» RECORDS SUPPLIED

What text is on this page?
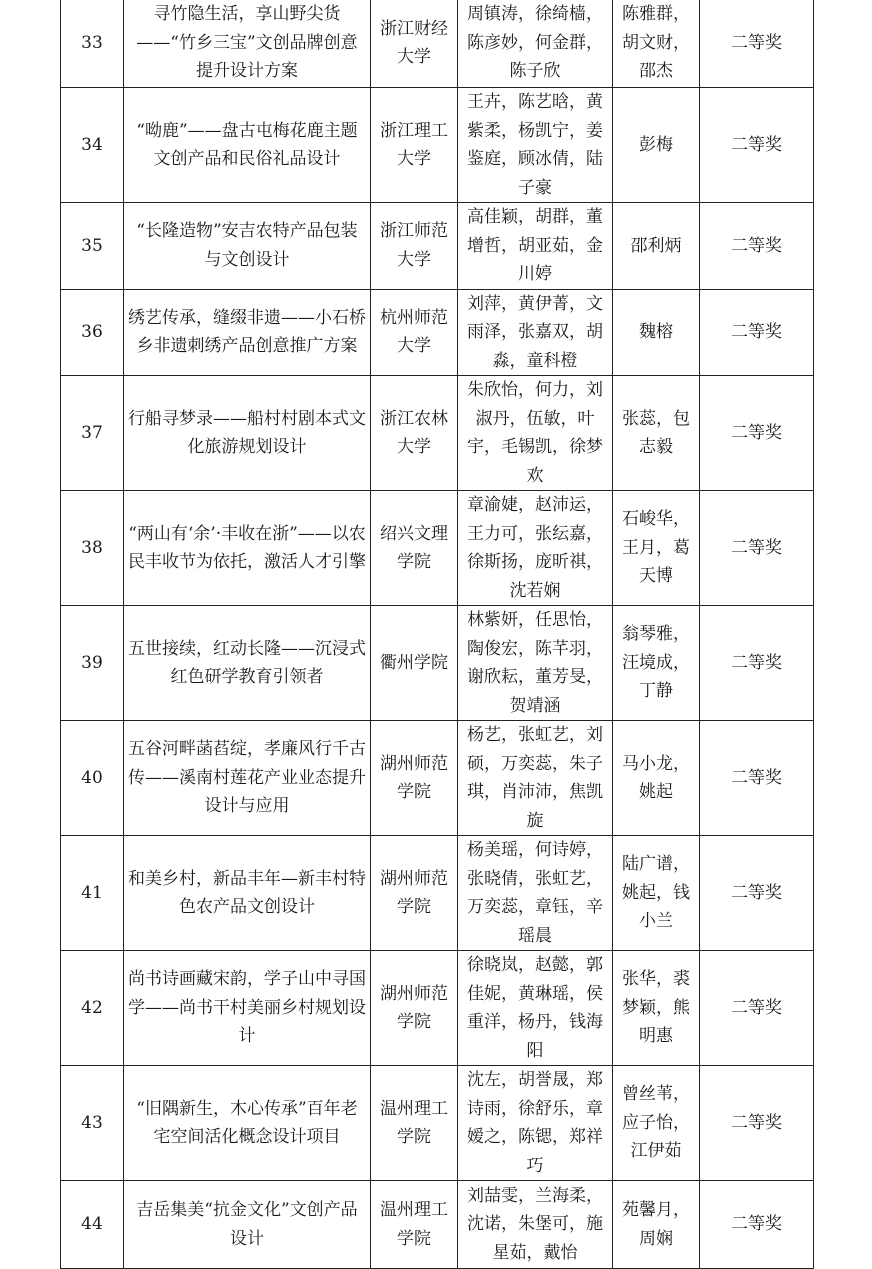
33	寻竹隐生活，享山野尖货——“竹乡三宝”文创品牌创意提升设计方案	浙江财经大学	周镇涛，徐绮樯，陈彦妙，何金群，陈子欣	陈雅群，胡文财，邵杰	二等奖
34	“呦鹿”——盘古屯梅花鹿主题文创产品和民俗礼品设计	浙江理工大学	王卉，陈艺晗，黄紫柔，杨凯宁，姜鉴庭，顾冰倩，陆子豪	彭梅	二等奖
35	“长隆造物”安吉农特产品包装与文创设计	浙江师范大学	高佳颖，胡群，董增哲，胡亚茹，金川婷	邵利炳	二等奖
36	绣艺传承，缝缀非遗——小石桥乡非遗刺绣产品创意推广方案	杭州师范大学	刘萍，黄伊菁，文雨泽，张嘉双，胡淼，童科橙	魏榕	二等奖
37	行船寻梦录——船村村剧本式文化旅游规划设计	浙江农林大学	朱欣怡，何力，刘淑丹，伍敏，叶宇，毛锡凯，徐梦欢	张蕊，包志毅	二等奖
38	“两山有‘余’·丰收在浙”——以农民丰收节为依托，激活人才引擎	绍兴文理学院	章渝婕，赵沛运，王力可，张纭嘉，徐斯扬，庞昕祺，沈若娴	石峻华，王月，葛天博	二等奖
39	五世接续，红动长隆——沉浸式红色研学教育引领者	衢州学院	林紫妍，任思怡，陶俊宏，陈芊羽，谢欣耘，董芳旻，贺靖涵	翁琴雅，汪境成，丁静	二等奖
40	五谷河畔菡萏绽，孝廉风行千古传——溪南村莲花产业业态提升设计与应用	湖州师范学院	杨艺，张虹艺，刘硕，万奕蕊，朱子琪，肖沛沛，焦凯旋	马小龙，姚起	二等奖
41	和美乡村，新品丰年—新丰村特色农产品文创设计	湖州师范学院	杨美瑶，何诗婷，张晓倩，张虹艺，万奕蕊，章钰，辛瑶晨	陆广谱，姚起，钱小兰	二等奖
42	尚书诗画藏宋韵，学子山中寻国学——尚书干村美丽乡村规划设计	湖州师范学院	徐晓岚，赵懿，郭佳妮，黄琳瑶，侯重洋，杨丹，钱海阳	张华，裘梦颖，熊明惠	二等奖
43	“旧隅新生，木心传承”百年老宅空间活化概念设计项目	温州理工学院	沈左，胡誉晟，郑诗雨，徐舒乐，章嫒之，陈锶，郑祥巧	曾丝苇，应子怡，江伊茹	二等奖
44	吉岳集美“抗金文化”文创产品设计	温州理工学院	刘喆雯，兰海柔，沈诺，朱堡可，施星茹，戴怡	苑馨月，周娴	二等奖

» SET EXERCISE
The word "湖州师范学院" appears in how many lines of the records? Give the number only.

» SOLUTION TO THIS TASK
3